- [Exercise requirements]: Every record should be copied exactly, except that pictures are to be omitted.

- [Material for the task]:
* * * * * * * * *

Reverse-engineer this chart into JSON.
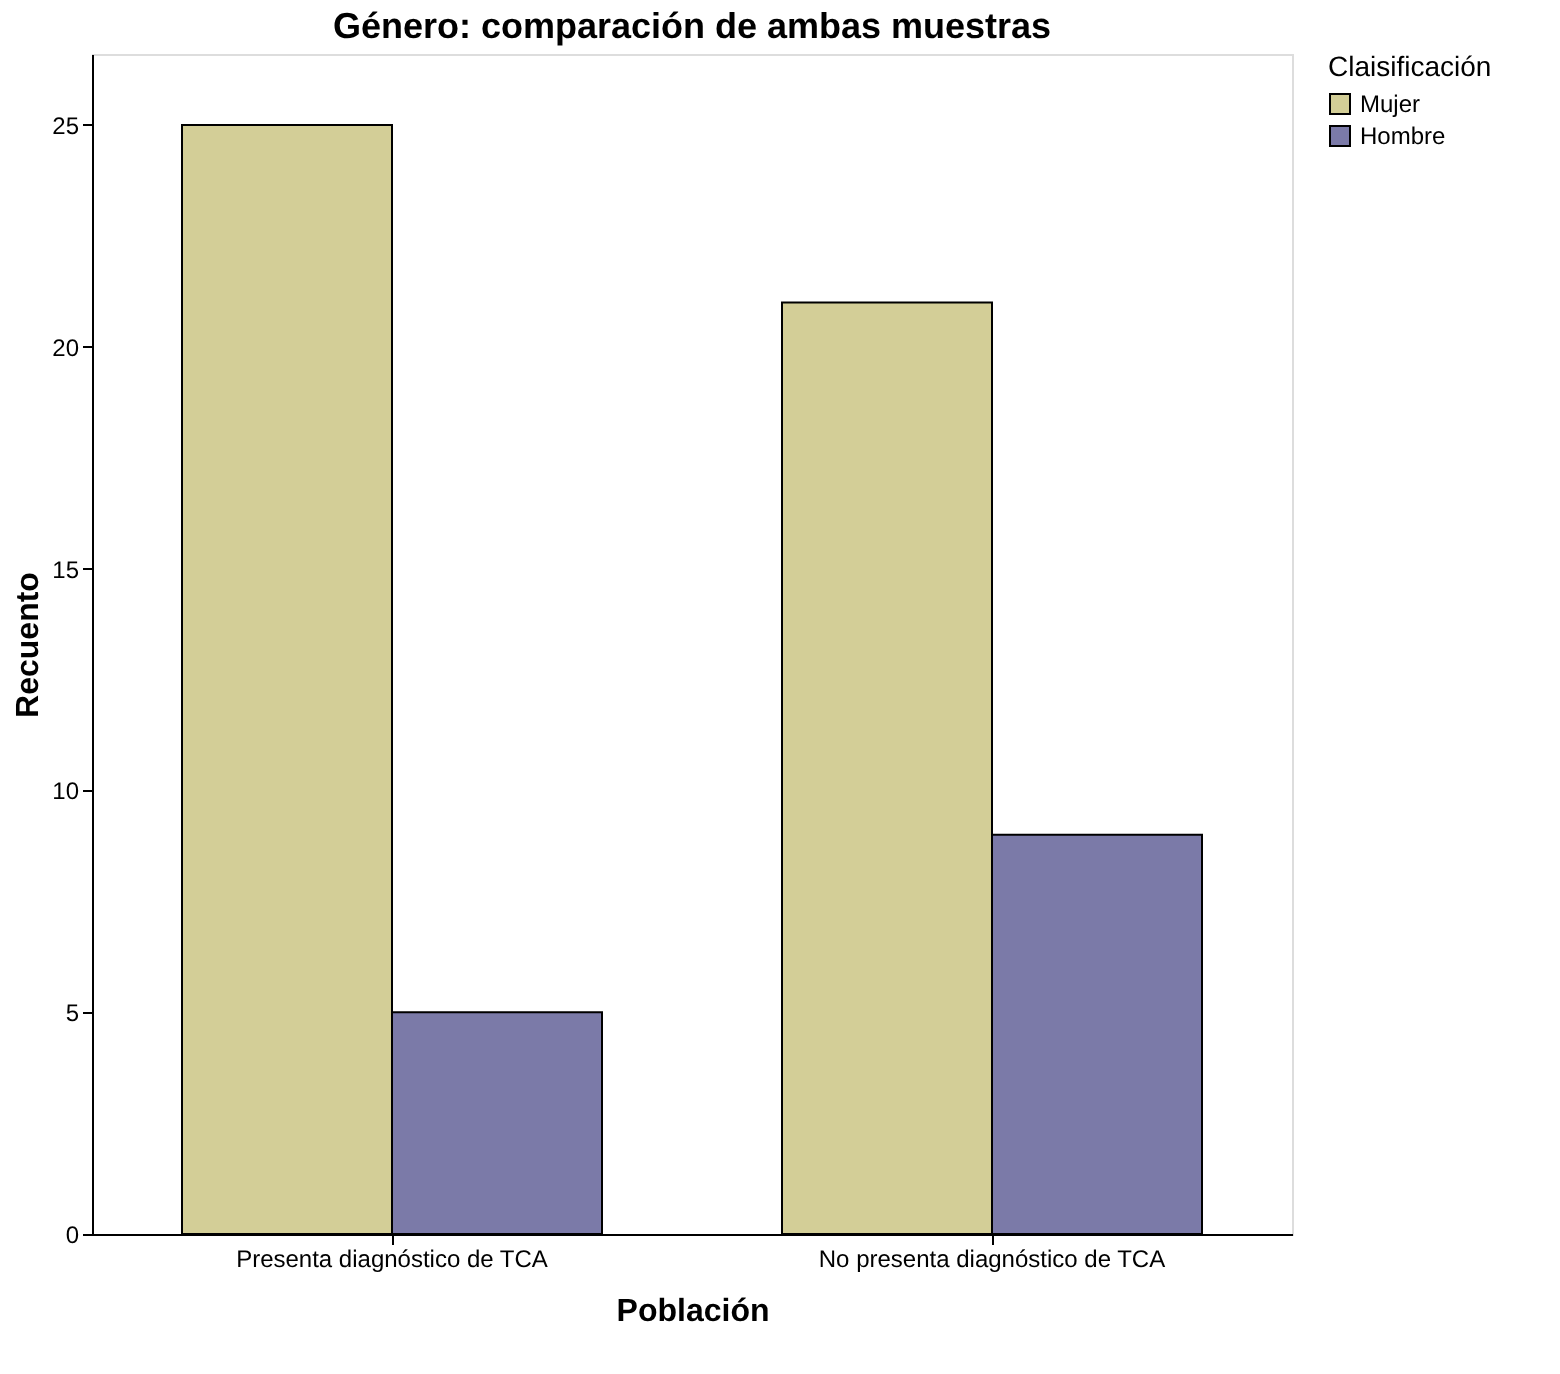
{
  "chart_data": {
    "type": "bar",
    "title": "Género: comparación de ambas muestras",
    "xlabel": "Población",
    "ylabel": "Recuento",
    "legend_title": "Claisificación",
    "categories": [
      "Presenta diagnóstico de TCA",
      "No presenta diagnóstico de TCA"
    ],
    "series": [
      {
        "name": "Mujer",
        "color": "#d3ce97",
        "values": [
          25,
          21
        ]
      },
      {
        "name": "Hombre",
        "color": "#7b7aa8",
        "values": [
          5,
          9
        ]
      }
    ],
    "ylim": [
      0,
      26.6
    ],
    "yticks": [
      0,
      5,
      10,
      15,
      20,
      25
    ],
    "grid": false,
    "legend": "top right"
  }
}
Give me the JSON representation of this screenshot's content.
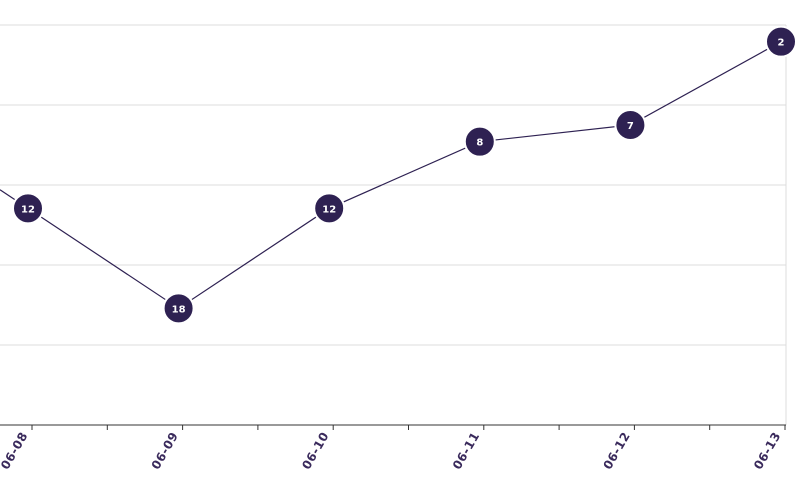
{
  "chart_data": {
    "type": "line",
    "x": [
      "06-08",
      "06-09",
      "06-10",
      "06-11",
      "06-12",
      "06-13"
    ],
    "series": [
      {
        "values": [
          12,
          18,
          12,
          8,
          7,
          2
        ],
        "color": "#2e2152"
      }
    ],
    "point_labels": [
      "12",
      "18",
      "12",
      "8",
      "7",
      "2"
    ],
    "ylim": [
      25,
      1
    ],
    "y_axis": "inverted, tick labels not shown",
    "grid": true,
    "legend": "none",
    "colors": {
      "series": "#2e2152",
      "marker_text": "#ffffff",
      "tick_label": "#3a2a5c",
      "gridline": "#dcdcdc",
      "axis": "#333333"
    }
  }
}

* * * * * * * * *

- [Task result]:
Reverse-engineer this chart into JSON.
{
  "chart_data": {
    "type": "bar",
    "title": "Género: comparación de ambas muestras",
    "xlabel": "Población",
    "ylabel": "Recuento",
    "legend_title": "Claisificación",
    "categories": [
      "Presenta diagnóstico de TCA",
      "No presenta diagnóstico de TCA"
    ],
    "series": [
      {
        "name": "Mujer",
        "color": "#d3ce97",
        "values": [
          25,
          21
        ]
      },
      {
        "name": "Hombre",
        "color": "#7b7aa8",
        "values": [
          5,
          9
        ]
      }
    ],
    "ylim": [
      0,
      26.6
    ],
    "yticks": [
      0,
      5,
      10,
      15,
      20,
      25
    ],
    "grid": false,
    "legend": "top right"
  }
}
Give me the JSON representation of this screenshot's content.
{
  "chart_data": {
    "type": "line",
    "x": [
      "06-08",
      "06-09",
      "06-10",
      "06-11",
      "06-12",
      "06-13"
    ],
    "series": [
      {
        "values": [
          12,
          18,
          12,
          8,
          7,
          2
        ],
        "color": "#2e2152"
      }
    ],
    "point_labels": [
      "12",
      "18",
      "12",
      "8",
      "7",
      "2"
    ],
    "ylim": [
      25,
      1
    ],
    "y_axis": "inverted, tick labels not shown",
    "grid": true,
    "legend": "none",
    "colors": {
      "series": "#2e2152",
      "marker_text": "#ffffff",
      "tick_label": "#3a2a5c",
      "gridline": "#dcdcdc",
      "axis": "#333333"
    }
  }
}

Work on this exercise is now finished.